TO BE DONE
All entries below need to be written out exactly, but without their pictures.

── EXTRACTED ENTRIES ──

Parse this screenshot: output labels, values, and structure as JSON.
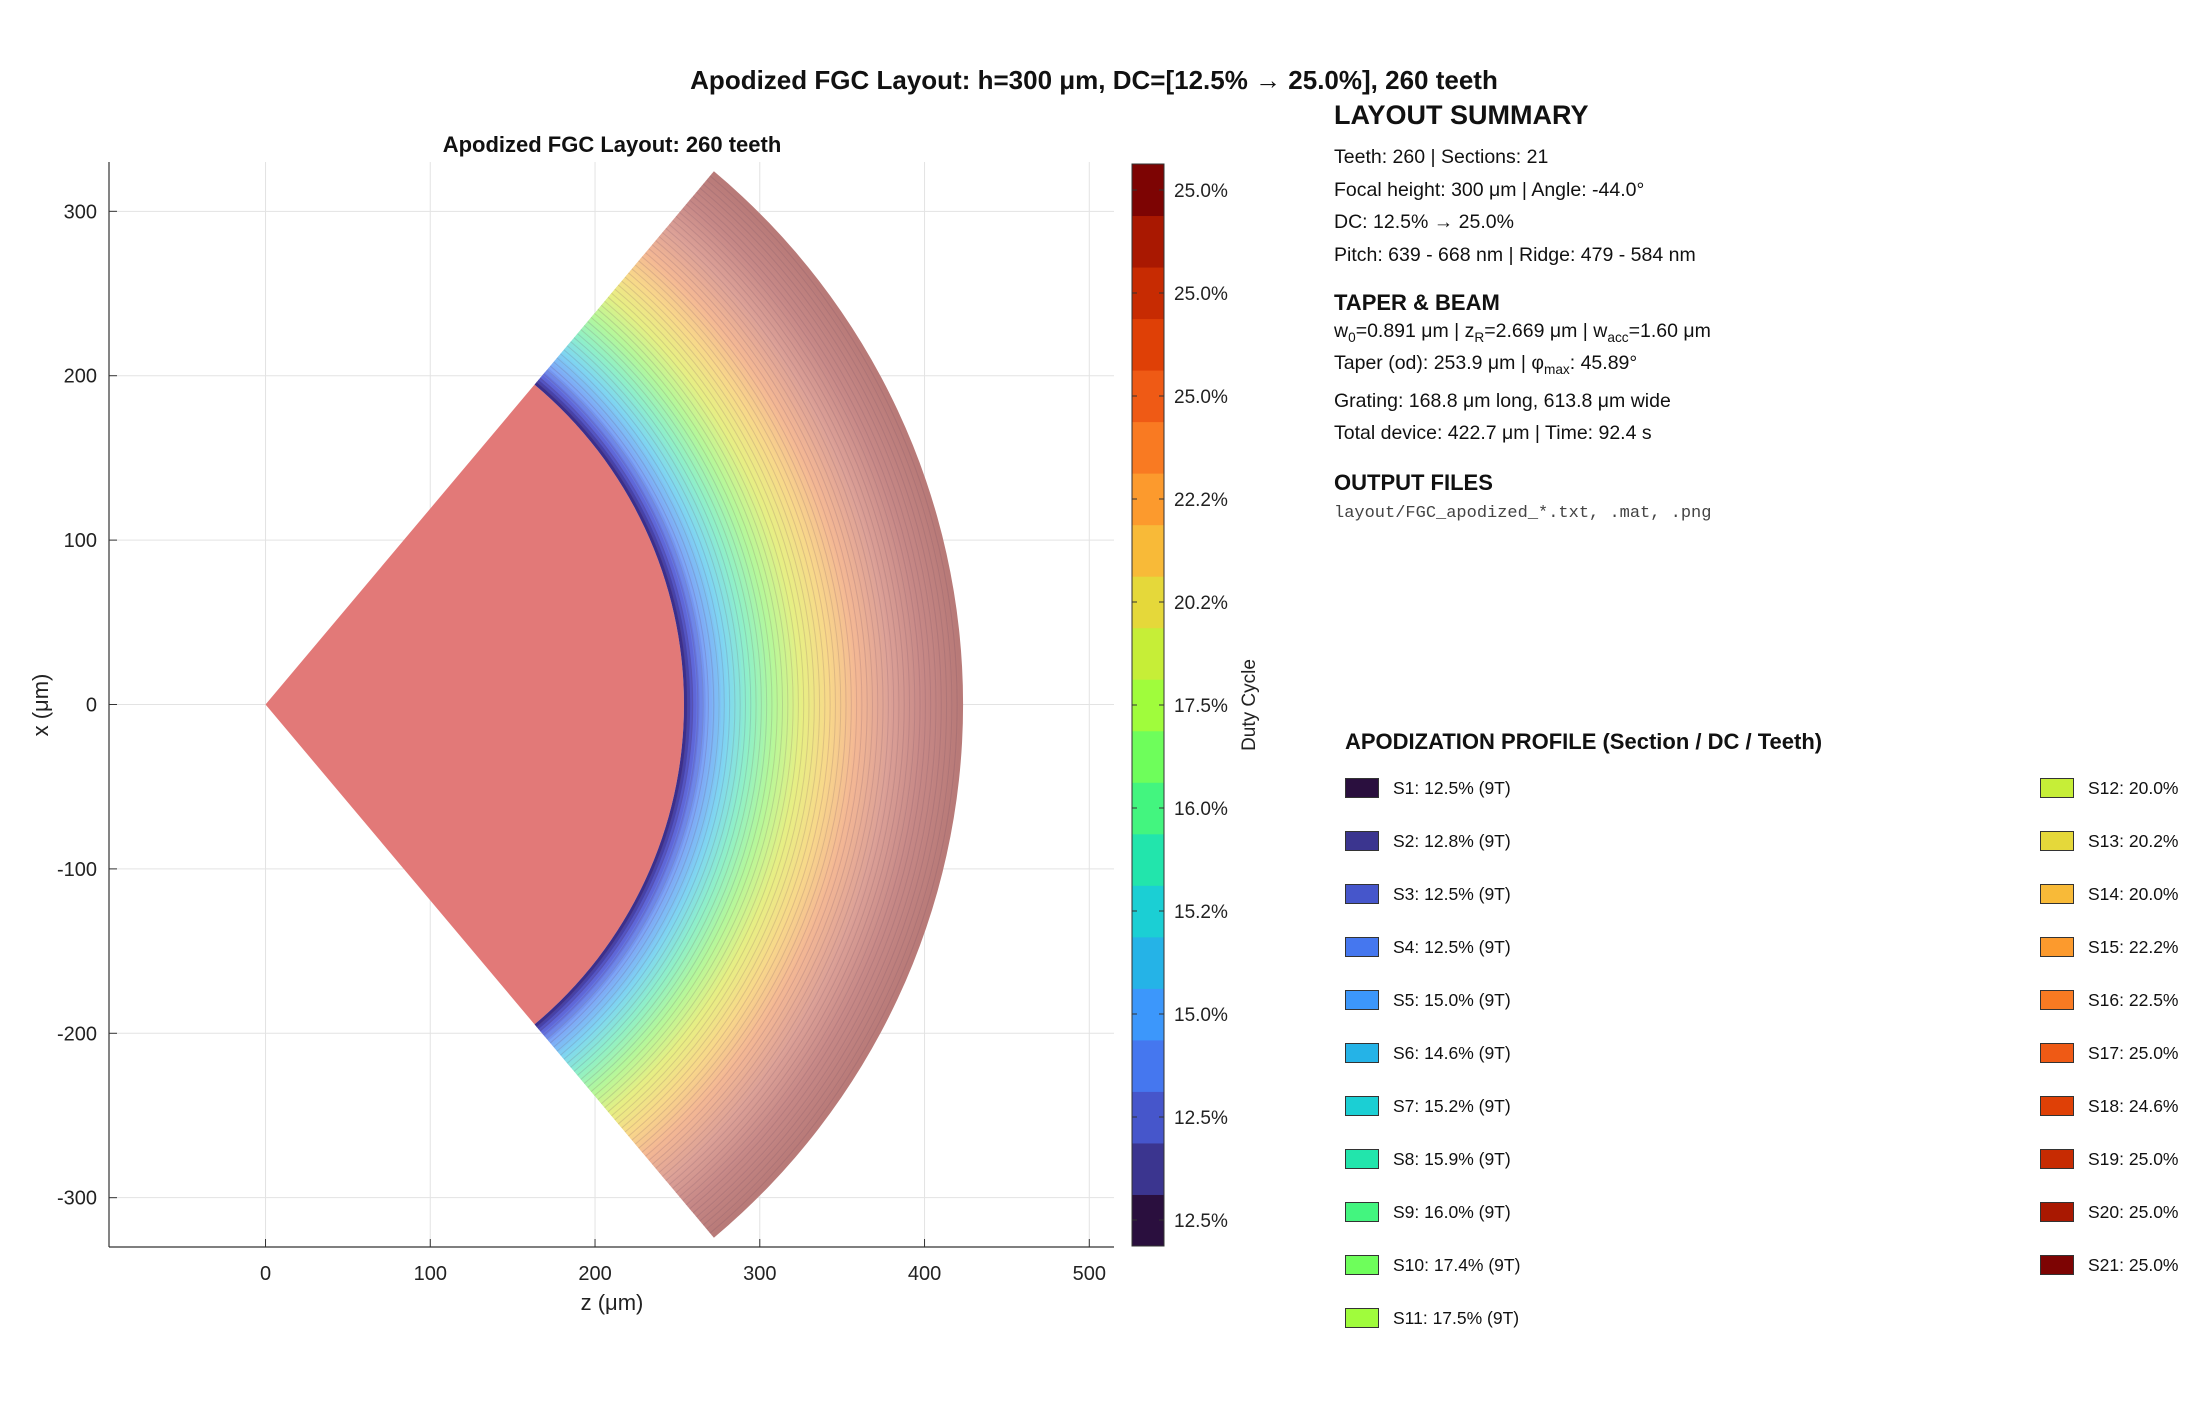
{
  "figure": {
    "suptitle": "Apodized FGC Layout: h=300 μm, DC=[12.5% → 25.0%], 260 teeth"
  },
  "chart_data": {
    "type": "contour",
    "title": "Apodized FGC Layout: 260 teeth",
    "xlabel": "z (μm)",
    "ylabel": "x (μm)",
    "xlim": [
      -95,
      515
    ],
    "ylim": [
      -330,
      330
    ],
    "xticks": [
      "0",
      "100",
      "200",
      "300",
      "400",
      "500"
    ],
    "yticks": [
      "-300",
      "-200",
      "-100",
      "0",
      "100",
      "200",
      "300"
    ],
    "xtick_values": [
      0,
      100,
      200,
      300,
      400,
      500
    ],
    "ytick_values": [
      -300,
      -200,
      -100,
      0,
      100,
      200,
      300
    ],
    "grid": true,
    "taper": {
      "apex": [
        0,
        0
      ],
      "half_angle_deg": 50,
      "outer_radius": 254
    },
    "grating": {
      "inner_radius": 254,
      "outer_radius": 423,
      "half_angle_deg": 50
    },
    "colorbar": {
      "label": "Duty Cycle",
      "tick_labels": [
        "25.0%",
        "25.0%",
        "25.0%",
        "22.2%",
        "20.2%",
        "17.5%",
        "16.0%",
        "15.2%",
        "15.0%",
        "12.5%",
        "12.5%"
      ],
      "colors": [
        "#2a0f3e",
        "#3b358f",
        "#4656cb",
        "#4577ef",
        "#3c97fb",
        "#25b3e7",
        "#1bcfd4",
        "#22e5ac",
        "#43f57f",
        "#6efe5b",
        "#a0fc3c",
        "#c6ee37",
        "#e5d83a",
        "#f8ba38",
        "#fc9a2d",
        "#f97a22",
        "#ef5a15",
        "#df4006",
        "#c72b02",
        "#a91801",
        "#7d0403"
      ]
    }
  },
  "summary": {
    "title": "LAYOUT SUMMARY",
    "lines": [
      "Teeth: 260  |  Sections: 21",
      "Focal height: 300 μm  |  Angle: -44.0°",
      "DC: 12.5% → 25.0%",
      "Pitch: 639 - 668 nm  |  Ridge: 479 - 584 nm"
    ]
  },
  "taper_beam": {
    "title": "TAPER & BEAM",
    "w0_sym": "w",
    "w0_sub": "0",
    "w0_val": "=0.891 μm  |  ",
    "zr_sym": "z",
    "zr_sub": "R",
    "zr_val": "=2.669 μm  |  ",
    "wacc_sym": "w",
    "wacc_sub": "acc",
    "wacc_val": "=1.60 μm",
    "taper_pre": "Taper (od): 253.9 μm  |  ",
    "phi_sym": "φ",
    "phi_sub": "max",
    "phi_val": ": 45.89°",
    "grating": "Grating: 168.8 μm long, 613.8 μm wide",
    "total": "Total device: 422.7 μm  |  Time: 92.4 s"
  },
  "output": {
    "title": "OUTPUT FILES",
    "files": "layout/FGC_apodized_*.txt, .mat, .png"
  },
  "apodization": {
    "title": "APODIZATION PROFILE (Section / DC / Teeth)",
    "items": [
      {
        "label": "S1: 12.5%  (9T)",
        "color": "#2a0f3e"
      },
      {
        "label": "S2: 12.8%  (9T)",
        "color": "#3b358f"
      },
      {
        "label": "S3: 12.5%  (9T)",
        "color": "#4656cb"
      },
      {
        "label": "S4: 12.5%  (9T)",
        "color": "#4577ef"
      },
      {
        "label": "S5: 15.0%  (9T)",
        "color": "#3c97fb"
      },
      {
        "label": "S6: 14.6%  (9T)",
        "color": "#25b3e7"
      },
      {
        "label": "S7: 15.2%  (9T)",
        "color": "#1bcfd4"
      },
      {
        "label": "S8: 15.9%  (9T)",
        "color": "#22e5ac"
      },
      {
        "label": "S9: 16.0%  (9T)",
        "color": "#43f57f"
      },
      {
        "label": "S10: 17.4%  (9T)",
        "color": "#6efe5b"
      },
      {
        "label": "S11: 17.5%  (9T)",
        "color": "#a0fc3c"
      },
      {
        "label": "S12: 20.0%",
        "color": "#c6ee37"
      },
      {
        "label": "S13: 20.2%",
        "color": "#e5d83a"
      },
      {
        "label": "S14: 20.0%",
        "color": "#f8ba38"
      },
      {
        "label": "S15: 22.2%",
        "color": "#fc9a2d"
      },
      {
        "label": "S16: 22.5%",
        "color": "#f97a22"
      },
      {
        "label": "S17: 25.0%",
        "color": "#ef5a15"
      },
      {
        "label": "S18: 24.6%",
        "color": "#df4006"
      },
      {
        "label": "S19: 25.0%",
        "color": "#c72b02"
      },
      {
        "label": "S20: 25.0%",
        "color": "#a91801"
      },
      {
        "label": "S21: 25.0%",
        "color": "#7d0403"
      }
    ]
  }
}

───

EXERCISE ANSWER
Parse this screenshot: output labels, values, and structure as JSON.
{
  "figure": {
    "suptitle": "Apodized FGC Layout: h=300 μm, DC=[12.5% → 25.0%], 260 teeth"
  },
  "chart_data": {
    "type": "contour",
    "title": "Apodized FGC Layout: 260 teeth",
    "xlabel": "z (μm)",
    "ylabel": "x (μm)",
    "xlim": [
      -95,
      515
    ],
    "ylim": [
      -330,
      330
    ],
    "xticks": [
      "0",
      "100",
      "200",
      "300",
      "400",
      "500"
    ],
    "yticks": [
      "-300",
      "-200",
      "-100",
      "0",
      "100",
      "200",
      "300"
    ],
    "xtick_values": [
      0,
      100,
      200,
      300,
      400,
      500
    ],
    "ytick_values": [
      -300,
      -200,
      -100,
      0,
      100,
      200,
      300
    ],
    "grid": true,
    "taper": {
      "apex": [
        0,
        0
      ],
      "half_angle_deg": 50,
      "outer_radius": 254
    },
    "grating": {
      "inner_radius": 254,
      "outer_radius": 423,
      "half_angle_deg": 50
    },
    "colorbar": {
      "label": "Duty Cycle",
      "tick_labels": [
        "25.0%",
        "25.0%",
        "25.0%",
        "22.2%",
        "20.2%",
        "17.5%",
        "16.0%",
        "15.2%",
        "15.0%",
        "12.5%",
        "12.5%"
      ],
      "colors": [
        "#2a0f3e",
        "#3b358f",
        "#4656cb",
        "#4577ef",
        "#3c97fb",
        "#25b3e7",
        "#1bcfd4",
        "#22e5ac",
        "#43f57f",
        "#6efe5b",
        "#a0fc3c",
        "#c6ee37",
        "#e5d83a",
        "#f8ba38",
        "#fc9a2d",
        "#f97a22",
        "#ef5a15",
        "#df4006",
        "#c72b02",
        "#a91801",
        "#7d0403"
      ]
    }
  },
  "summary": {
    "title": "LAYOUT SUMMARY",
    "lines": [
      "Teeth: 260  |  Sections: 21",
      "Focal height: 300 μm  |  Angle: -44.0°",
      "DC: 12.5% → 25.0%",
      "Pitch: 639 - 668 nm  |  Ridge: 479 - 584 nm"
    ]
  },
  "taper_beam": {
    "title": "TAPER & BEAM",
    "w0_sym": "w",
    "w0_sub": "0",
    "w0_val": "=0.891 μm  |  ",
    "zr_sym": "z",
    "zr_sub": "R",
    "zr_val": "=2.669 μm  |  ",
    "wacc_sym": "w",
    "wacc_sub": "acc",
    "wacc_val": "=1.60 μm",
    "taper_pre": "Taper (od): 253.9 μm  |  ",
    "phi_sym": "φ",
    "phi_sub": "max",
    "phi_val": ": 45.89°",
    "grating": "Grating: 168.8 μm long, 613.8 μm wide",
    "total": "Total device: 422.7 μm  |  Time: 92.4 s"
  },
  "output": {
    "title": "OUTPUT FILES",
    "files": "layout/FGC_apodized_*.txt, .mat, .png"
  },
  "apodization": {
    "title": "APODIZATION PROFILE (Section / DC / Teeth)",
    "items": [
      {
        "label": "S1: 12.5%  (9T)",
        "color": "#2a0f3e"
      },
      {
        "label": "S2: 12.8%  (9T)",
        "color": "#3b358f"
      },
      {
        "label": "S3: 12.5%  (9T)",
        "color": "#4656cb"
      },
      {
        "label": "S4: 12.5%  (9T)",
        "color": "#4577ef"
      },
      {
        "label": "S5: 15.0%  (9T)",
        "color": "#3c97fb"
      },
      {
        "label": "S6: 14.6%  (9T)",
        "color": "#25b3e7"
      },
      {
        "label": "S7: 15.2%  (9T)",
        "color": "#1bcfd4"
      },
      {
        "label": "S8: 15.9%  (9T)",
        "color": "#22e5ac"
      },
      {
        "label": "S9: 16.0%  (9T)",
        "color": "#43f57f"
      },
      {
        "label": "S10: 17.4%  (9T)",
        "color": "#6efe5b"
      },
      {
        "label": "S11: 17.5%  (9T)",
        "color": "#a0fc3c"
      },
      {
        "label": "S12: 20.0%",
        "color": "#c6ee37"
      },
      {
        "label": "S13: 20.2%",
        "color": "#e5d83a"
      },
      {
        "label": "S14: 20.0%",
        "color": "#f8ba38"
      },
      {
        "label": "S15: 22.2%",
        "color": "#fc9a2d"
      },
      {
        "label": "S16: 22.5%",
        "color": "#f97a22"
      },
      {
        "label": "S17: 25.0%",
        "color": "#ef5a15"
      },
      {
        "label": "S18: 24.6%",
        "color": "#df4006"
      },
      {
        "label": "S19: 25.0%",
        "color": "#c72b02"
      },
      {
        "label": "S20: 25.0%",
        "color": "#a91801"
      },
      {
        "label": "S21: 25.0%",
        "color": "#7d0403"
      }
    ]
  }
}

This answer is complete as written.